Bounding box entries
=-=-=

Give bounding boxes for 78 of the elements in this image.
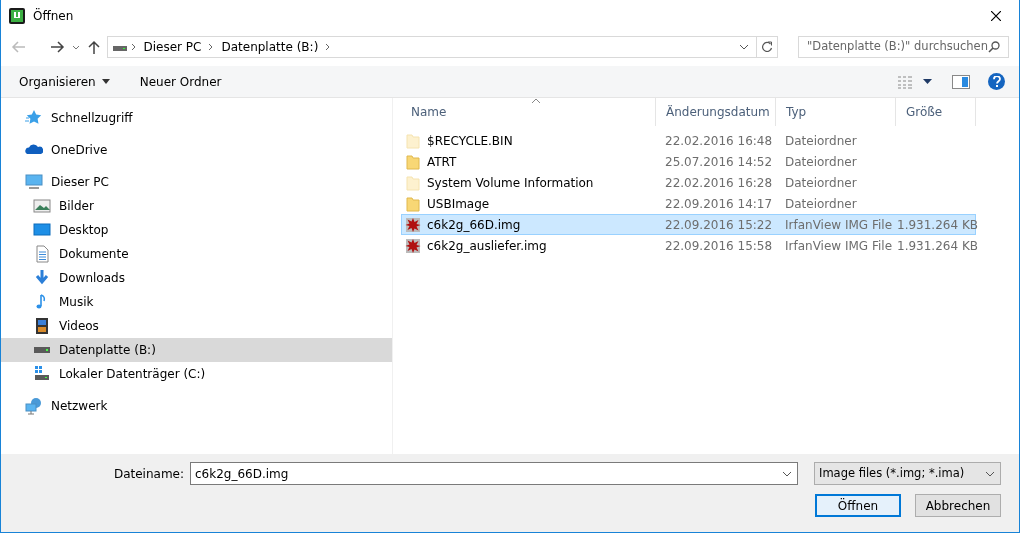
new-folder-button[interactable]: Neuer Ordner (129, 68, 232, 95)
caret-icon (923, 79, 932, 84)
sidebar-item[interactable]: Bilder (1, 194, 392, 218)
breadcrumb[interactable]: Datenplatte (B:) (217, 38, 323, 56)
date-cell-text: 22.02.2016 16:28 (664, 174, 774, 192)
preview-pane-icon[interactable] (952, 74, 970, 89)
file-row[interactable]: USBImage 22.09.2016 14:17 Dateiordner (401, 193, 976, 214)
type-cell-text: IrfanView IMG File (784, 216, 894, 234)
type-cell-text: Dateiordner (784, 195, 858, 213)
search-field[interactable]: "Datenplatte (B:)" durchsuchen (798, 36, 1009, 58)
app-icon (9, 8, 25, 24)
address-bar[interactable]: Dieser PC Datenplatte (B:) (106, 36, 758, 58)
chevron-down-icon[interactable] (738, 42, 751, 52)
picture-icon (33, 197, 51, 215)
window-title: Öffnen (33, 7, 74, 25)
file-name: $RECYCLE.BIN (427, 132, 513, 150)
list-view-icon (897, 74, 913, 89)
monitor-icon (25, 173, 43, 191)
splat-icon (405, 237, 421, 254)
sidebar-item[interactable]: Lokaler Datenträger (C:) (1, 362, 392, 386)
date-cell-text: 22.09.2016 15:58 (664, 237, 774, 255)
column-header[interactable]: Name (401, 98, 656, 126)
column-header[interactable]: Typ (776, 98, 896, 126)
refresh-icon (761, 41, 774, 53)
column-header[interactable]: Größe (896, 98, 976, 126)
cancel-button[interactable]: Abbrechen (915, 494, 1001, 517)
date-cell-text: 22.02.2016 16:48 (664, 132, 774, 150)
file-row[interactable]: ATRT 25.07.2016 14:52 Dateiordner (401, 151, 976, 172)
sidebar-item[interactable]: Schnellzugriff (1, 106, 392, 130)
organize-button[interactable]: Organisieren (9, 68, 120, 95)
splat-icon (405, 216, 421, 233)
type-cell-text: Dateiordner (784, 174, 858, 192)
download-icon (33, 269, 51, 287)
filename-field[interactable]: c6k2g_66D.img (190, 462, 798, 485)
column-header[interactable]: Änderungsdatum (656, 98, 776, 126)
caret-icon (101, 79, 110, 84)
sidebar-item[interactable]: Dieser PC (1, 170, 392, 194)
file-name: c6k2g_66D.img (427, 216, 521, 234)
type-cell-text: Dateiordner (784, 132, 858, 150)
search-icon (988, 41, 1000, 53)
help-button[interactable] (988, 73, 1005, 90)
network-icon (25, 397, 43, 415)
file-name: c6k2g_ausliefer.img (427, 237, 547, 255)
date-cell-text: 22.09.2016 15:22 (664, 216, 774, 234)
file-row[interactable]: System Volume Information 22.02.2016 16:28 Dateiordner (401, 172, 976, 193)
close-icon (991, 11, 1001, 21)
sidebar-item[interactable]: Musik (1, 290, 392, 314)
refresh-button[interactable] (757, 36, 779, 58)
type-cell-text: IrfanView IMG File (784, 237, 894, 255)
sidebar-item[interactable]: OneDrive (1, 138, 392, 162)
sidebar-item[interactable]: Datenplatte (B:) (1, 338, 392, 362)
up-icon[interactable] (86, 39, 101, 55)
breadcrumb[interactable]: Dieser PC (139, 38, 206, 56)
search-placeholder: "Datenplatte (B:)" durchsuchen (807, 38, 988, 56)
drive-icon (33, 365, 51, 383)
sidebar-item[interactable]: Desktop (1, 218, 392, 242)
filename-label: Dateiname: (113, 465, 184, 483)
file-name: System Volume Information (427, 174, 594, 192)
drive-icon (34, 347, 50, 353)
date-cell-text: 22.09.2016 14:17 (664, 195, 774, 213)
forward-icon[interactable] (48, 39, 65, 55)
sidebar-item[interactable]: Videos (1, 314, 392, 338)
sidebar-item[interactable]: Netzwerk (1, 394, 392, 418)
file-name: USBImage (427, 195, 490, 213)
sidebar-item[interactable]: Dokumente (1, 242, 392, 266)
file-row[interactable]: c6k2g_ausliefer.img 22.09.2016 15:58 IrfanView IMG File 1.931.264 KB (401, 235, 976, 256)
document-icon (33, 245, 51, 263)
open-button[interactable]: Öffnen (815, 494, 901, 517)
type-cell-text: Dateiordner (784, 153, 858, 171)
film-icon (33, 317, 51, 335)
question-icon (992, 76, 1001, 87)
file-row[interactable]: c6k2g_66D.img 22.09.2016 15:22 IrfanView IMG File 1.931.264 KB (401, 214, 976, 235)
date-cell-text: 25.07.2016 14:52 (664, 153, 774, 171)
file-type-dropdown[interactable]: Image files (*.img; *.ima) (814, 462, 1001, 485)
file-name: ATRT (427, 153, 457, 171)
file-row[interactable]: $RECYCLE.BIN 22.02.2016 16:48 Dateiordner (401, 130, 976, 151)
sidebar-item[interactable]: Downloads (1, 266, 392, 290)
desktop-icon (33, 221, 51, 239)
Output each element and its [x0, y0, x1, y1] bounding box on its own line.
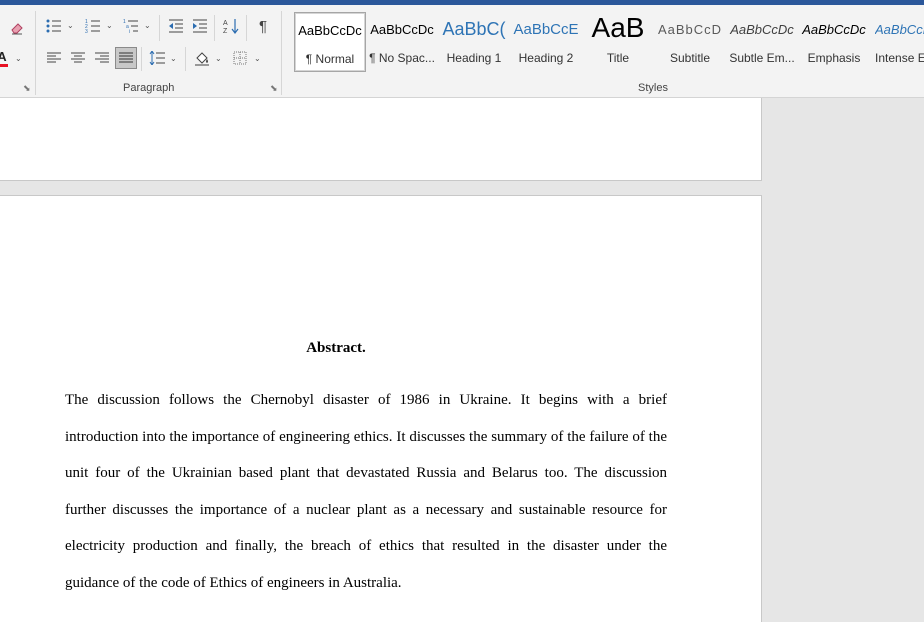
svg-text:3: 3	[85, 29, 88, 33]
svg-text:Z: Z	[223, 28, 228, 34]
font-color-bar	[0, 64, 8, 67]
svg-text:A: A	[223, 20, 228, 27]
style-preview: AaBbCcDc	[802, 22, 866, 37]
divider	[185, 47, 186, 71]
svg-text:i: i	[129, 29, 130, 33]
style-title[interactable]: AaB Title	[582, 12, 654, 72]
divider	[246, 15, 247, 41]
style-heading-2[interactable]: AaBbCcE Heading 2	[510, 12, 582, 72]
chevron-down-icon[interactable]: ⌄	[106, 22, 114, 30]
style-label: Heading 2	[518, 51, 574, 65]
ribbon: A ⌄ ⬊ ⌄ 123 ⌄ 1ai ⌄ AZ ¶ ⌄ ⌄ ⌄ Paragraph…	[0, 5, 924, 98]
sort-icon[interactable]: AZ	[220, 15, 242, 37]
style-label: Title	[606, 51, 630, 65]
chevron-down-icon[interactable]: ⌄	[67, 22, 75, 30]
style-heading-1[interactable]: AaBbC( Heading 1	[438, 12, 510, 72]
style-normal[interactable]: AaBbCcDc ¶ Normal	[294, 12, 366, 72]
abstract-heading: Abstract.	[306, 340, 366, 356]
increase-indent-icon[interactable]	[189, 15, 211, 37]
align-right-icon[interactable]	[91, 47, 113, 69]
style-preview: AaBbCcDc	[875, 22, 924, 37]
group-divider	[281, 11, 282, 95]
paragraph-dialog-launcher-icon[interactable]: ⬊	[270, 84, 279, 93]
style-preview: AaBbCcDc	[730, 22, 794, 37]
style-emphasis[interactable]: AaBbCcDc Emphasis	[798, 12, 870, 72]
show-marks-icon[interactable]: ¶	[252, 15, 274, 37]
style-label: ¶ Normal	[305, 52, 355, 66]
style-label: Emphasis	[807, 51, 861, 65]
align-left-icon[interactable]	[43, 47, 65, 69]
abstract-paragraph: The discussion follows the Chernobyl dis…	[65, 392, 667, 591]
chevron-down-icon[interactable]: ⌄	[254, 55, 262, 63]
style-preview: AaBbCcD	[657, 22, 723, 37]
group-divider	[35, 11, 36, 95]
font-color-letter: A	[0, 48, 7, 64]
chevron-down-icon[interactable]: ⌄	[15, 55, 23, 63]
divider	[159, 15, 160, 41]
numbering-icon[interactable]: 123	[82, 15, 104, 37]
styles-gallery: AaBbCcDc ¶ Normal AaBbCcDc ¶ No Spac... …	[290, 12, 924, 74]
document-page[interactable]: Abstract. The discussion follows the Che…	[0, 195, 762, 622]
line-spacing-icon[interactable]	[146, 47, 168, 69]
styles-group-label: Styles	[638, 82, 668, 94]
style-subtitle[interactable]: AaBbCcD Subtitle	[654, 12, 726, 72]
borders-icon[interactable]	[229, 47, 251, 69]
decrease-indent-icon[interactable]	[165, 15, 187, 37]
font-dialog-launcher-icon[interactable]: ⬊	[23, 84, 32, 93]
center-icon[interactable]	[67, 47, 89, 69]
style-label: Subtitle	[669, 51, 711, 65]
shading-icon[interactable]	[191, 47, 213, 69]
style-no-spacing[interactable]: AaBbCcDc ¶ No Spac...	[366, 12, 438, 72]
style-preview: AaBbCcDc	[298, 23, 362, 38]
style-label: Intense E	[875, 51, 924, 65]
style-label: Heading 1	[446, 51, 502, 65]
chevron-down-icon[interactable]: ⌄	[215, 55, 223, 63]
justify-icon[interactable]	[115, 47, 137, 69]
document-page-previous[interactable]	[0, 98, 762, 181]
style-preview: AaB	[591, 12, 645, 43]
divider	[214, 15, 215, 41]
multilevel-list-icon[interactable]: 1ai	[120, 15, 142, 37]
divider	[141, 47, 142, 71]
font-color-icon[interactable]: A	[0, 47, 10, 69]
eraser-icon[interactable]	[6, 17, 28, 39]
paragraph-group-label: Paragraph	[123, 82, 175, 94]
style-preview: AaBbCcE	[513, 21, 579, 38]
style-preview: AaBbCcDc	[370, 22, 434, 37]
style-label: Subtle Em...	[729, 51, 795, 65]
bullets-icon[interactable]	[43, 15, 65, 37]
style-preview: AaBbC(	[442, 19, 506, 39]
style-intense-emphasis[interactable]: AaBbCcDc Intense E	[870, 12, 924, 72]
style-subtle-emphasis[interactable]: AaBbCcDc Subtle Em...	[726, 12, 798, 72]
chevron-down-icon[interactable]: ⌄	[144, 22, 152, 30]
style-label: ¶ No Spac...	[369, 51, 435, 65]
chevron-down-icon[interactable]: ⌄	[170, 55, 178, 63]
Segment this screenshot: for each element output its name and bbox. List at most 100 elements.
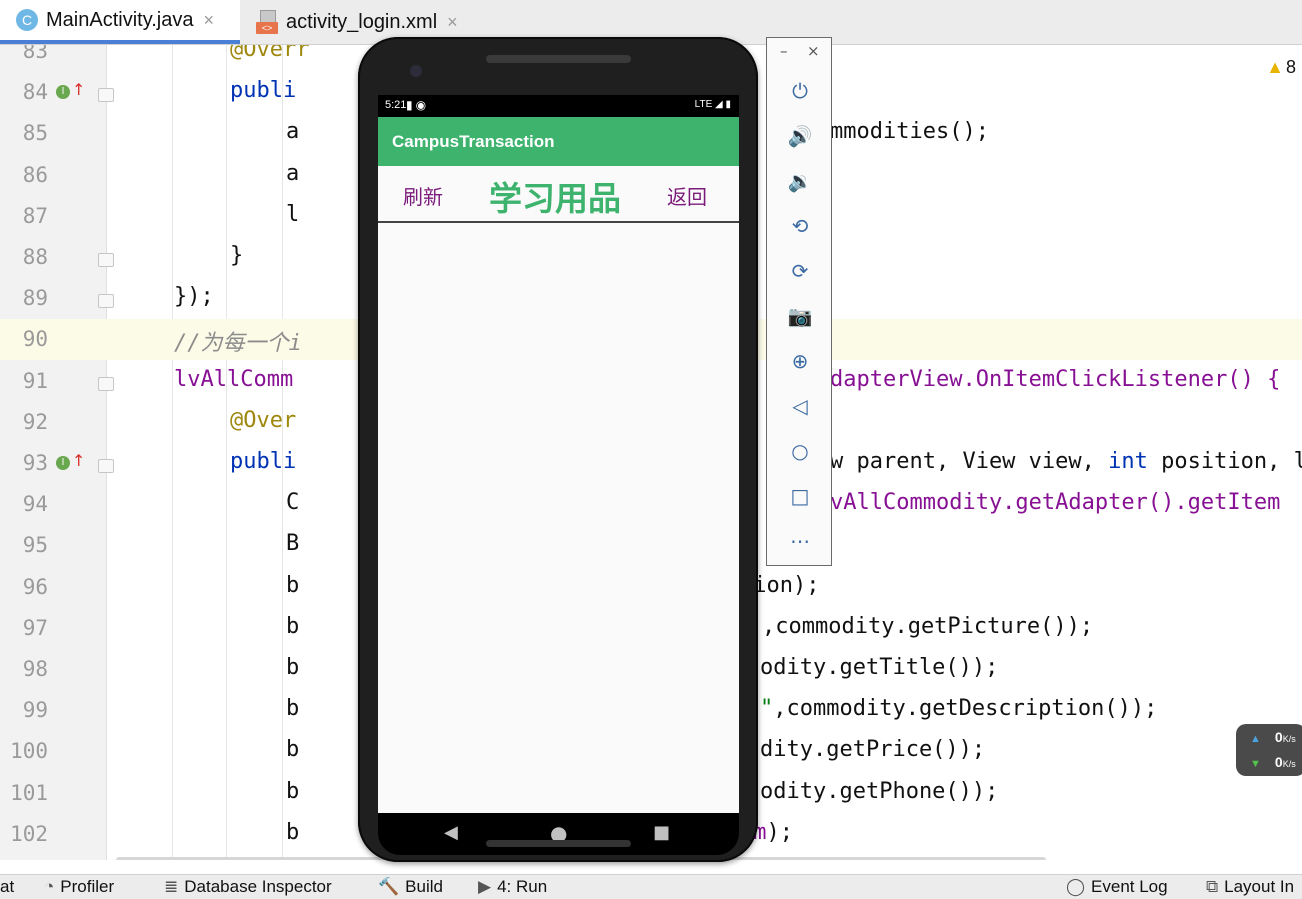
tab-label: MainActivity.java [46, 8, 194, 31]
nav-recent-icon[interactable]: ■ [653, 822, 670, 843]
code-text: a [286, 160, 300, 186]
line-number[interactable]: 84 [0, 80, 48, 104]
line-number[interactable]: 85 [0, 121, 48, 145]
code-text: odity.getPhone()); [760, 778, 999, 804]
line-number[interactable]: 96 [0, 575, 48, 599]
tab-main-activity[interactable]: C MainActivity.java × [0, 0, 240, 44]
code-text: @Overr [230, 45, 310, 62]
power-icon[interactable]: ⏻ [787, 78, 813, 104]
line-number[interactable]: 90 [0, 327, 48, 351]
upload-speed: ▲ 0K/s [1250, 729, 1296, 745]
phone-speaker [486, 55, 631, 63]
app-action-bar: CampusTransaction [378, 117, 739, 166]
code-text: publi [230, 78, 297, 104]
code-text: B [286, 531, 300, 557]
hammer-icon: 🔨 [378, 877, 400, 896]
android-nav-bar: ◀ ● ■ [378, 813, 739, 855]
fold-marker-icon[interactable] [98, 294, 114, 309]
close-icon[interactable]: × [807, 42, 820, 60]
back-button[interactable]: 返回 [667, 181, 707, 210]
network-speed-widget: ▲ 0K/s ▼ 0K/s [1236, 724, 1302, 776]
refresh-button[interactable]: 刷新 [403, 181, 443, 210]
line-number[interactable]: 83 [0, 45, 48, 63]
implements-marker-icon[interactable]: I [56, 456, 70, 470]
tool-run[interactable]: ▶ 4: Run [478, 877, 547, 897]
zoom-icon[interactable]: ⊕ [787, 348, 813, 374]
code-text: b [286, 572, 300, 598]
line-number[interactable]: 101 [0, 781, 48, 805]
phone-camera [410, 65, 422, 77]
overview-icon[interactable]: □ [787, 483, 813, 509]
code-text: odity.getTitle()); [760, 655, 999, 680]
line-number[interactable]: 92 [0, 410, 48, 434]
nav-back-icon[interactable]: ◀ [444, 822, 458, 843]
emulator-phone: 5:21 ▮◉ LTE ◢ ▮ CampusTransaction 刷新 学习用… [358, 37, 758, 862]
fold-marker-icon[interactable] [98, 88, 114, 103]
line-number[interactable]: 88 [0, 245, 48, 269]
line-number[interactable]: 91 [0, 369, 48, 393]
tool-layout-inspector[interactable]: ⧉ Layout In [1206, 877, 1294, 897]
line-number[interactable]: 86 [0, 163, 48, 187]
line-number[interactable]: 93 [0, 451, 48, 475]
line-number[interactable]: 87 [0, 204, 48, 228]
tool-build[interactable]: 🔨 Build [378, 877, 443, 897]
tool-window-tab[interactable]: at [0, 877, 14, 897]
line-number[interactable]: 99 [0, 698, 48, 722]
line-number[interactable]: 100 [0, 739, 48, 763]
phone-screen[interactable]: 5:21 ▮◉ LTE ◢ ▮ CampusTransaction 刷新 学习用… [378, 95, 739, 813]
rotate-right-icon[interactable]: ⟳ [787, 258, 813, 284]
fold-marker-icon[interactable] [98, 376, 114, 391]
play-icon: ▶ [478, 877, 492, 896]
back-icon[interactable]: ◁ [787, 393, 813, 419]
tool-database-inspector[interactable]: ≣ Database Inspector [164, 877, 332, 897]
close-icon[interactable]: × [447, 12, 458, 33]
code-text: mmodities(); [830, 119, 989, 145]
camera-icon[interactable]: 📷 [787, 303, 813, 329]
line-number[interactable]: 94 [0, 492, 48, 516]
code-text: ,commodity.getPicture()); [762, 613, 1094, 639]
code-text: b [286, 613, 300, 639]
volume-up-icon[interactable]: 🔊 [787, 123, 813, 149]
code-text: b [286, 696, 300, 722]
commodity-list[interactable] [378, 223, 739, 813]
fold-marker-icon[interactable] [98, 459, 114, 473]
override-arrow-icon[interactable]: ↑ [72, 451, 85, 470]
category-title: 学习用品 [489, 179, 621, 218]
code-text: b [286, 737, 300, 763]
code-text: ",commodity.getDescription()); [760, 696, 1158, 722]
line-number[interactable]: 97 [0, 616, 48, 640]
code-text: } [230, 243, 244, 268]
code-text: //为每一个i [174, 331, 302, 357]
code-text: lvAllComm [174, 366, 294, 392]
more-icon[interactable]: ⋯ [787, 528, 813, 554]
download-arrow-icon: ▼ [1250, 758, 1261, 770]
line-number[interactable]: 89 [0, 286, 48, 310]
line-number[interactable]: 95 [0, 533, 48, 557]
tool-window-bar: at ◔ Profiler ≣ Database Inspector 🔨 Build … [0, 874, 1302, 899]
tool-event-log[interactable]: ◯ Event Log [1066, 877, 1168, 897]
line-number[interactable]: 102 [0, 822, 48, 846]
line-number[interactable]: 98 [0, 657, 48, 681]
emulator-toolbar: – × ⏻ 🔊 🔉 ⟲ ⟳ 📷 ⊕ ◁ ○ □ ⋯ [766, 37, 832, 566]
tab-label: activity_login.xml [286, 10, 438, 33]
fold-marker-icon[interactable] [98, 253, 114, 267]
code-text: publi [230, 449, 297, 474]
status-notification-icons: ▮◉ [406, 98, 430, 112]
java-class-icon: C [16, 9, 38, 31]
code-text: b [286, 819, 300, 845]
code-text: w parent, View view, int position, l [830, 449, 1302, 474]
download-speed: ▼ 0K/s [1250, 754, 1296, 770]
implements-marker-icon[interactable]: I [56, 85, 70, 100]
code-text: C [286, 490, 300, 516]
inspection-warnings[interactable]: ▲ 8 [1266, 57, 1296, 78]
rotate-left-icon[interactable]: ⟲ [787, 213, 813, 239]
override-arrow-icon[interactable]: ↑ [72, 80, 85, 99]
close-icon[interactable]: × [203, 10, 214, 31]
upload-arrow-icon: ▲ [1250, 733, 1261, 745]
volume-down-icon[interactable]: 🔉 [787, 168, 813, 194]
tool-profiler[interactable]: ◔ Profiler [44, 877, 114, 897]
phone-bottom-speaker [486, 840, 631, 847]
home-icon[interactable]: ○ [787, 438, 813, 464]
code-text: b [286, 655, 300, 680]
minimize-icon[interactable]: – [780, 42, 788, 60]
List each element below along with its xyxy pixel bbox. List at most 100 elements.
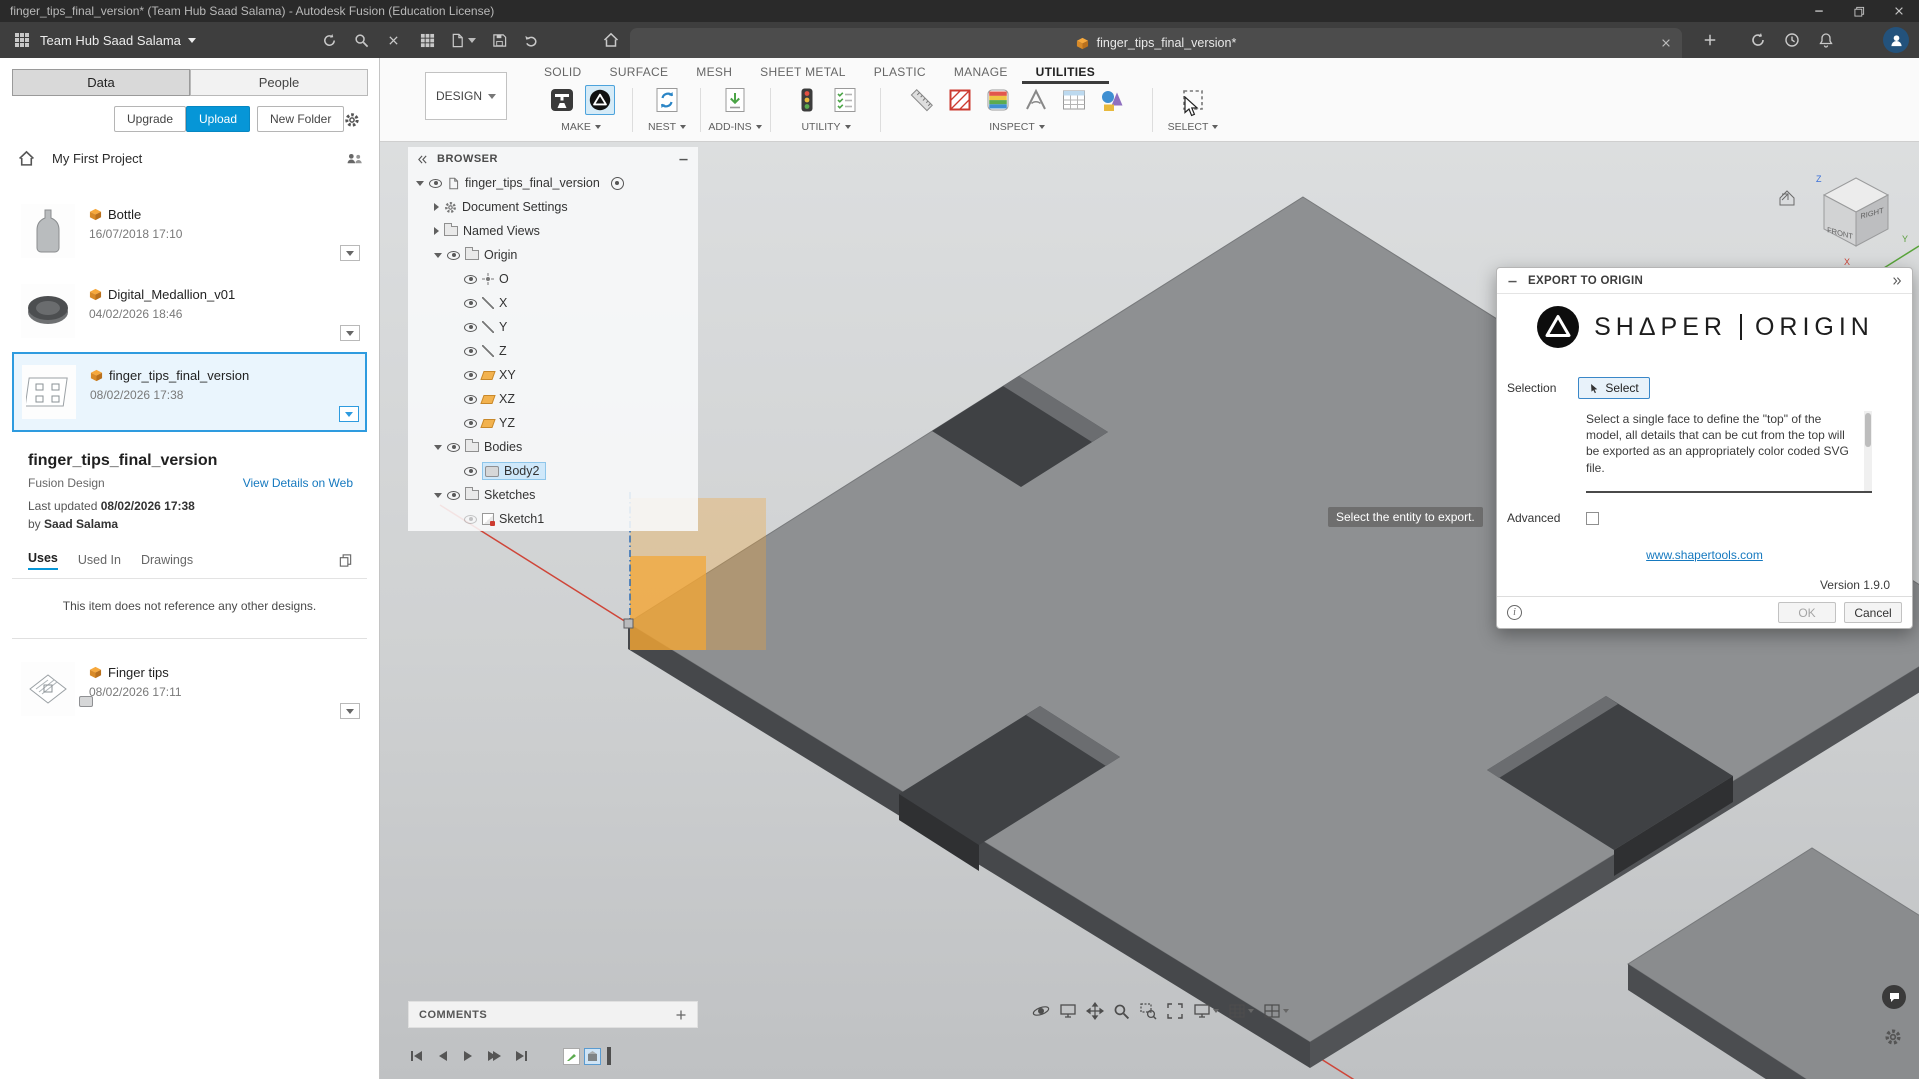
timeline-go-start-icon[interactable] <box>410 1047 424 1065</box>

=-=-=

[Aim] Echo the lines between the line containing "tab-label: MainActivity.java [46, 8, 194, 31]" and the line containing "code-text: publi [230, 78, 297, 104]", inclusive, without any changes.

[Finished exercise]
tab-label: MainActivity.java [46, 8, 194, 31]
nav-recent-icon[interactable]: ■ [653, 822, 670, 843]
code-text: a [286, 160, 300, 186]
line-number[interactable]: 84 [0, 80, 48, 104]
line-number[interactable]: 85 [0, 121, 48, 145]
code-text: odity.getPhone()); [760, 778, 999, 804]
line-number[interactable]: 96 [0, 575, 48, 599]
tab-main-activity[interactable]: C MainActivity.java × [0, 0, 240, 44]
code-text: @Overr [230, 45, 310, 62]
power-icon[interactable]: ⏻ [787, 78, 813, 104]
line-number[interactable]: 90 [0, 327, 48, 351]
upload-speed: ▲ 0K/s [1250, 729, 1296, 745]
phone-speaker [486, 55, 631, 63]
app-action-bar: CampusTransaction [378, 117, 739, 166]
code-text: publi [230, 78, 297, 104]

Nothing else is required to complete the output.